**Aim**
Locate the word "ELEM" in the material, then show every line that holds it.

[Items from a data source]
■ ■ ■ ■ ■

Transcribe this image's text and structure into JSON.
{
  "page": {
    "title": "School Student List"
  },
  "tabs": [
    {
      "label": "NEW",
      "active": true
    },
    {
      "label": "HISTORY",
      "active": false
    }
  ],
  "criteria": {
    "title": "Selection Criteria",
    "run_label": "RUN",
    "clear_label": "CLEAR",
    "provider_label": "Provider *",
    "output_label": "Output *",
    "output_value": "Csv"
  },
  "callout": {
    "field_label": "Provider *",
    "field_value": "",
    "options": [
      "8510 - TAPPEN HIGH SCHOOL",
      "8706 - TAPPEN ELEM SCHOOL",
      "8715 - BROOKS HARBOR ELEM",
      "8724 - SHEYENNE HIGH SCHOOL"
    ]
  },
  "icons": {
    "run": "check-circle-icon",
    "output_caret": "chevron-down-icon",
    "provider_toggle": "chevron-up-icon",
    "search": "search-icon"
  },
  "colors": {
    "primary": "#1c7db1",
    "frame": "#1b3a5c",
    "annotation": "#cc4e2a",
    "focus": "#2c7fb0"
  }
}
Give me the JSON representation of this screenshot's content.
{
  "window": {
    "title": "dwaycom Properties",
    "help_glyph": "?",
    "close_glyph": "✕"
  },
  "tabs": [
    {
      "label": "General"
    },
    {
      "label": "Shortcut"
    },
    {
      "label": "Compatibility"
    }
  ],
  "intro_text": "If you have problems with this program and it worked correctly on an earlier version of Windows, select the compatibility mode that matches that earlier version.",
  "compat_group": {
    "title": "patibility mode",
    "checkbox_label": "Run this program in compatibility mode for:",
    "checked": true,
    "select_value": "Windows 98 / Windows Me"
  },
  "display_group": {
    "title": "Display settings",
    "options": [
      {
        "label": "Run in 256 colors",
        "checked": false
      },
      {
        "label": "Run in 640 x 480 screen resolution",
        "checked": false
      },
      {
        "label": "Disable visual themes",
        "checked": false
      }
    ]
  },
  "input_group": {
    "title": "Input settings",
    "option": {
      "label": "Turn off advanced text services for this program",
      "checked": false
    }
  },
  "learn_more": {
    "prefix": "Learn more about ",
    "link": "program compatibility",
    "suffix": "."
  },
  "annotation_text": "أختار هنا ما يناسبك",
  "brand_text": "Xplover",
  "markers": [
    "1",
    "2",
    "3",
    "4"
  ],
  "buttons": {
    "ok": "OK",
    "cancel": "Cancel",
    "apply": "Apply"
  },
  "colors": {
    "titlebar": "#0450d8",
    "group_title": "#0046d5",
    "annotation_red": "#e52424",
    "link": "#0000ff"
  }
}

■ ■ ■ ■ ■

**Task solution**
      "8706 - TAPPEN ELEM SCHOOL",
      "8715 - BROOKS HARBOR ELEM",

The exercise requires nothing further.